[start LISTED RECORDS]

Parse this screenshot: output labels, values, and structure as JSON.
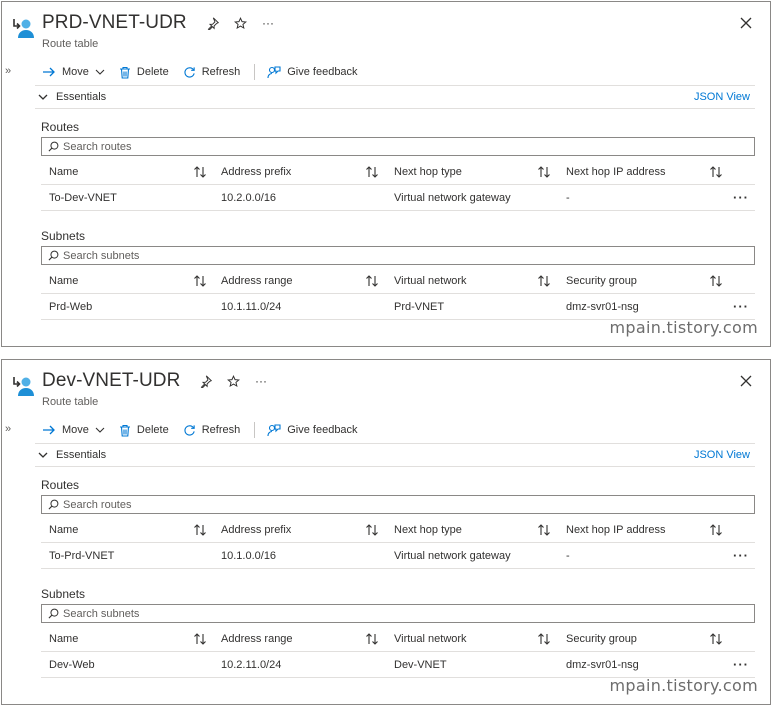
{
  "panels": [
    {
      "title": "PRD-VNET-UDR",
      "subtitle": "Route table",
      "toolbar": {
        "move": "Move",
        "delete": "Delete",
        "refresh": "Refresh",
        "feedback": "Give feedback"
      },
      "essentials": "Essentials",
      "json_view": "JSON View",
      "routes": {
        "label": "Routes",
        "search_placeholder": "Search routes",
        "columns": [
          "Name",
          "Address prefix",
          "Next hop type",
          "Next hop IP address"
        ],
        "rows": [
          [
            "To-Dev-VNET",
            "10.2.0.0/16",
            "Virtual network gateway",
            "-"
          ]
        ]
      },
      "subnets": {
        "label": "Subnets",
        "search_placeholder": "Search subnets",
        "columns": [
          "Name",
          "Address range",
          "Virtual network",
          "Security group"
        ],
        "rows": [
          [
            "Prd-Web",
            "10.1.11.0/24",
            "Prd-VNET",
            "dmz-svr01-nsg"
          ]
        ]
      },
      "watermark": "mpain.tistory.com"
    },
    {
      "title": "Dev-VNET-UDR",
      "subtitle": "Route table",
      "toolbar": {
        "move": "Move",
        "delete": "Delete",
        "refresh": "Refresh",
        "feedback": "Give feedback"
      },
      "essentials": "Essentials",
      "json_view": "JSON View",
      "routes": {
        "label": "Routes",
        "search_placeholder": "Search routes",
        "columns": [
          "Name",
          "Address prefix",
          "Next hop type",
          "Next hop IP address"
        ],
        "rows": [
          [
            "To-Prd-VNET",
            "10.1.0.0/16",
            "Virtual network gateway",
            "-"
          ]
        ]
      },
      "subnets": {
        "label": "Subnets",
        "search_placeholder": "Search subnets",
        "columns": [
          "Name",
          "Address range",
          "Virtual network",
          "Security group"
        ],
        "rows": [
          [
            "Dev-Web",
            "10.2.11.0/24",
            "Dev-VNET",
            "dmz-svr01-nsg"
          ]
        ]
      },
      "watermark": "mpain.tistory.com"
    }
  ],
  "icons": {
    "route_table": "route-table-icon",
    "pin": "pin-icon",
    "star": "star-icon",
    "more": "more-icon",
    "close": "close-icon",
    "move": "arrow-right-icon",
    "delete": "trash-icon",
    "refresh": "refresh-icon",
    "feedback": "feedback-icon",
    "sort": "sort-icon",
    "search": "search-icon"
  },
  "colors": {
    "accent": "#0078d4",
    "border": "#8a8886",
    "divider": "#e1dfdd",
    "text": "#323130"
  }
}
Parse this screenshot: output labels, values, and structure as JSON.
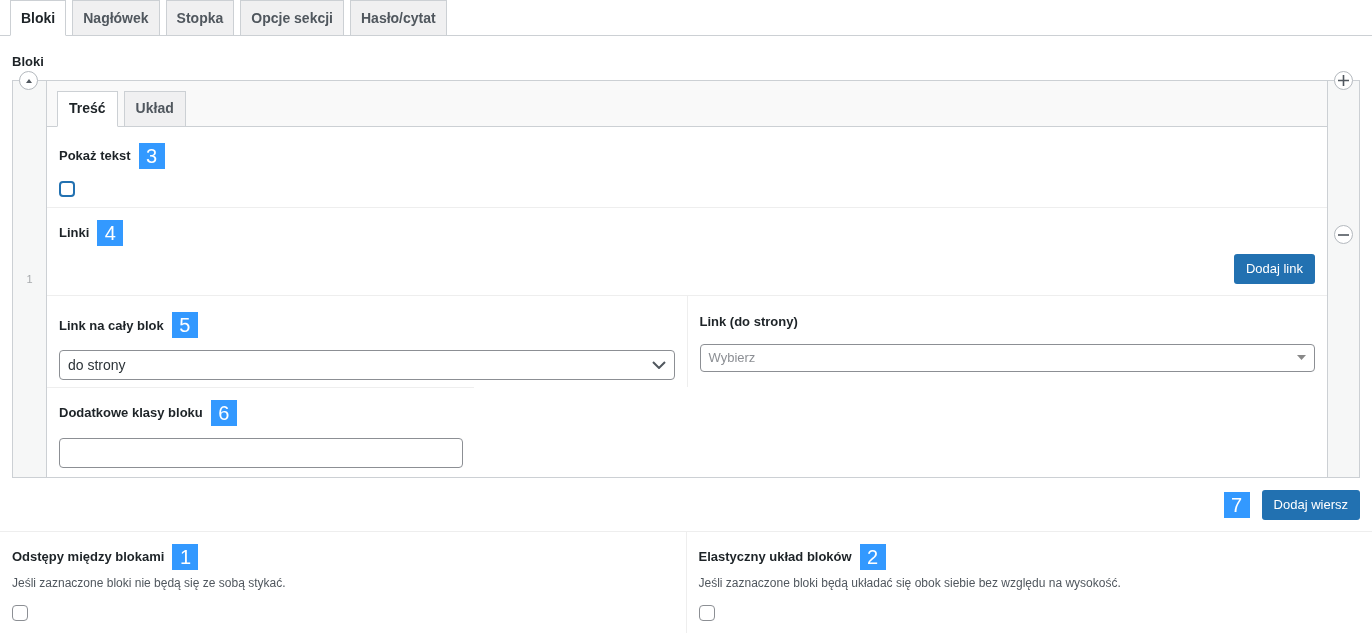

[end LISTED RECORDS]

-- REQUIRED WORK --
Output, exactly, all the records above; include no pictures.

-- SOLUTION FOR THIS TASK --
Parse this screenshot: output labels, values, and structure as JSON.
{
  "panels": [
    {
      "title": "PRD-VNET-UDR",
      "subtitle": "Route table",
      "toolbar": {
        "move": "Move",
        "delete": "Delete",
        "refresh": "Refresh",
        "feedback": "Give feedback"
      },
      "essentials": "Essentials",
      "json_view": "JSON View",
      "routes": {
        "label": "Routes",
        "search_placeholder": "Search routes",
        "columns": [
          "Name",
          "Address prefix",
          "Next hop type",
          "Next hop IP address"
        ],
        "rows": [
          [
            "To-Dev-VNET",
            "10.2.0.0/16",
            "Virtual network gateway",
            "-"
          ]
        ]
      },
      "subnets": {
        "label": "Subnets",
        "search_placeholder": "Search subnets",
        "columns": [
          "Name",
          "Address range",
          "Virtual network",
          "Security group"
        ],
        "rows": [
          [
            "Prd-Web",
            "10.1.11.0/24",
            "Prd-VNET",
            "dmz-svr01-nsg"
          ]
        ]
      },
      "watermark": "mpain.tistory.com"
    },
    {
      "title": "Dev-VNET-UDR",
      "subtitle": "Route table",
      "toolbar": {
        "move": "Move",
        "delete": "Delete",
        "refresh": "Refresh",
        "feedback": "Give feedback"
      },
      "essentials": "Essentials",
      "json_view": "JSON View",
      "routes": {
        "label": "Routes",
        "search_placeholder": "Search routes",
        "columns": [
          "Name",
          "Address prefix",
          "Next hop type",
          "Next hop IP address"
        ],
        "rows": [
          [
            "To-Prd-VNET",
            "10.1.0.0/16",
            "Virtual network gateway",
            "-"
          ]
        ]
      },
      "subnets": {
        "label": "Subnets",
        "search_placeholder": "Search subnets",
        "columns": [
          "Name",
          "Address range",
          "Virtual network",
          "Security group"
        ],
        "rows": [
          [
            "Dev-Web",
            "10.2.11.0/24",
            "Dev-VNET",
            "dmz-svr01-nsg"
          ]
        ]
      },
      "watermark": "mpain.tistory.com"
    }
  ],
  "icons": {
    "route_table": "route-table-icon",
    "pin": "pin-icon",
    "star": "star-icon",
    "more": "more-icon",
    "close": "close-icon",
    "move": "arrow-right-icon",
    "delete": "trash-icon",
    "refresh": "refresh-icon",
    "feedback": "feedback-icon",
    "sort": "sort-icon",
    "search": "search-icon"
  },
  "colors": {
    "accent": "#0078d4",
    "border": "#8a8886",
    "divider": "#e1dfdd",
    "text": "#323130"
  }
}
Parse this screenshot: output labels, values, and structure as JSON.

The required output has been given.